▸ **Data entries**:

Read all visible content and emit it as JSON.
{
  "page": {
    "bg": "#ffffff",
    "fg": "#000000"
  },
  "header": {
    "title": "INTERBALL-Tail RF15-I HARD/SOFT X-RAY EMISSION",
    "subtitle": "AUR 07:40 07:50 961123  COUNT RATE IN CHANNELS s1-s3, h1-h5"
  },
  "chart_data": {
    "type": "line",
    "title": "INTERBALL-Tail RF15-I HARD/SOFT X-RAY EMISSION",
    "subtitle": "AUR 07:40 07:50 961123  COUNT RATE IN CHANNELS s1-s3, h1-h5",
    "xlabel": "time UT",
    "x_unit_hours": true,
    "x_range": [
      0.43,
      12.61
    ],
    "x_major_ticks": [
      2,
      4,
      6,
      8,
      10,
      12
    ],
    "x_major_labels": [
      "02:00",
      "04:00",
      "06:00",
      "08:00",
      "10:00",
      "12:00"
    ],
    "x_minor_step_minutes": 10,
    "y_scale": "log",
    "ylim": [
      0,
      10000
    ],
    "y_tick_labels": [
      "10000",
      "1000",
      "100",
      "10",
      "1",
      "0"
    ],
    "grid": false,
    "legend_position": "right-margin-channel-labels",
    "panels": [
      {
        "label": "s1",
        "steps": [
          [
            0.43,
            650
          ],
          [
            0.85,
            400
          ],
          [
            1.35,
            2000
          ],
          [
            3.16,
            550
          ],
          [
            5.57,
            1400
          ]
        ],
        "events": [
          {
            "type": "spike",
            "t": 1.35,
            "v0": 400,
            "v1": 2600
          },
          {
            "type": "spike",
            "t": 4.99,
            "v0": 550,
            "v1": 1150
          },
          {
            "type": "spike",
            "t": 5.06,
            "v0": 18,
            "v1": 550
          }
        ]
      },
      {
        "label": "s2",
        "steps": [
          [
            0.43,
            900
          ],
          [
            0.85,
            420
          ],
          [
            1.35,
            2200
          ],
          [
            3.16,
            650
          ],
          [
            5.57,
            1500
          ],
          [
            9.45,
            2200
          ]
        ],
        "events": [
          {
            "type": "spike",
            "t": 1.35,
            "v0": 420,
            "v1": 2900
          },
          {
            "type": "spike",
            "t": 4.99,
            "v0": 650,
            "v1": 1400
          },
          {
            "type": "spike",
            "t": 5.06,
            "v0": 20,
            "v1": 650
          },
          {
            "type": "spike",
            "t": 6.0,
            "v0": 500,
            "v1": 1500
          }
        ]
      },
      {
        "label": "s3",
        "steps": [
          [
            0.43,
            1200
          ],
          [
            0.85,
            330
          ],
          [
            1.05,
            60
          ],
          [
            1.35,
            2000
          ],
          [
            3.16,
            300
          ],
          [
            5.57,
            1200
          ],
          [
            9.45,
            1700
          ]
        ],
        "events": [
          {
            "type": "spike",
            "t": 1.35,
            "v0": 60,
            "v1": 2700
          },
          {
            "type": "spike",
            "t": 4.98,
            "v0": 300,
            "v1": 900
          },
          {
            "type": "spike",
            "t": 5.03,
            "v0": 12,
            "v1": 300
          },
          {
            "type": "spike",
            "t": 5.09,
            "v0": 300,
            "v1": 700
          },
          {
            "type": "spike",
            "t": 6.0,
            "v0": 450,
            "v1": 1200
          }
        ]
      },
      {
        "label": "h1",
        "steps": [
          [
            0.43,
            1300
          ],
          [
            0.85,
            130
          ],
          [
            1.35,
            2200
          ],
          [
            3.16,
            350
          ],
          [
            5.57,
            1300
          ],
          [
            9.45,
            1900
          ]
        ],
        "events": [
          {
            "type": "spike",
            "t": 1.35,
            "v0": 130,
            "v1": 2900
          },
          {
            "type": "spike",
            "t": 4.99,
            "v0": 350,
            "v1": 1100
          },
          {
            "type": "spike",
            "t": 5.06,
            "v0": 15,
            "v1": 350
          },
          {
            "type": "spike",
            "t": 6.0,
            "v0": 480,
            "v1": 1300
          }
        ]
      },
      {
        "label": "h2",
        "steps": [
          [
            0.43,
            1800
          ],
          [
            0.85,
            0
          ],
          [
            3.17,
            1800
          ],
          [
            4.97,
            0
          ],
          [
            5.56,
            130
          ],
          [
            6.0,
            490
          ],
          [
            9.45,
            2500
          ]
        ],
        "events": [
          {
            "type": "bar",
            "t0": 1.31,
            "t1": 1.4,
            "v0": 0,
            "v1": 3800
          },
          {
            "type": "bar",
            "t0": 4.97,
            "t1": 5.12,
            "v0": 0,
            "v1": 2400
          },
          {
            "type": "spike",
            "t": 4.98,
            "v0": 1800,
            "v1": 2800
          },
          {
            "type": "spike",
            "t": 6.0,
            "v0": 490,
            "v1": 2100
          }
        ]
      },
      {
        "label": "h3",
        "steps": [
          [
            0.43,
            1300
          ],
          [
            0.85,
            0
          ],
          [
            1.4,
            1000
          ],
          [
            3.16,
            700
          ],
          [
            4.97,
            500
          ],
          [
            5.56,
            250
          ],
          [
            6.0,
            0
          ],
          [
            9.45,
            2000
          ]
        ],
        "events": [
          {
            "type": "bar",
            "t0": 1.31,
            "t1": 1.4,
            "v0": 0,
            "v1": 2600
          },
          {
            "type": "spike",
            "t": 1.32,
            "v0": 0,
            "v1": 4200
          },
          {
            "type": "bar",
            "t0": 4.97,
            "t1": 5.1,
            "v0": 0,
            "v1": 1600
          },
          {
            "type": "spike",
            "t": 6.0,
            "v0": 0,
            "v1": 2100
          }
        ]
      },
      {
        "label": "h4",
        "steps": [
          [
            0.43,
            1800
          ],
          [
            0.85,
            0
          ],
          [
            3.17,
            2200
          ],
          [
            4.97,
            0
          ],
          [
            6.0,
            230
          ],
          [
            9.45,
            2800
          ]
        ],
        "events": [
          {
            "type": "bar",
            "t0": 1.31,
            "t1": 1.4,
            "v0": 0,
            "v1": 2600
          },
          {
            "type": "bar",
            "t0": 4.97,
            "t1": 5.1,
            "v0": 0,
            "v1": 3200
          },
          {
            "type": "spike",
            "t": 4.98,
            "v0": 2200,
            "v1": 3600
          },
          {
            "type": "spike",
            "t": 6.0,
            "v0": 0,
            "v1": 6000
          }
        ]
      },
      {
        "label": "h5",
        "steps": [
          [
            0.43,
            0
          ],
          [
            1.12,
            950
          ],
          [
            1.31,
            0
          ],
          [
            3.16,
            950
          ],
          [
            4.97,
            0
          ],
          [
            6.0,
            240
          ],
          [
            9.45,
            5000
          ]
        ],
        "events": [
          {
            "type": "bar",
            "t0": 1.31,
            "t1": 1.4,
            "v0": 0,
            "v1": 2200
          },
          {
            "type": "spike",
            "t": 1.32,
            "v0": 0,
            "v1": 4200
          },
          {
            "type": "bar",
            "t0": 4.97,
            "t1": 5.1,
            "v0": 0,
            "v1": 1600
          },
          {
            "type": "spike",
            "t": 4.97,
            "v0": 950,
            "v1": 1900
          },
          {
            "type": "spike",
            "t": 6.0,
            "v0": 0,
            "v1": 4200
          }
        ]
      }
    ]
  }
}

▸ **Instruction**:
Look through the records and gather every line containing "CHANNELS".

▸ **Task response**:
    "subtitle": "AUR 07:40 07:50 961123  COUNT RATE IN CHANNELS s1-s3, h1-h5"
    "subtitle": "AUR 07:40 07:50 961123  COUNT RATE IN CHANNELS s1-s3, h1-h5",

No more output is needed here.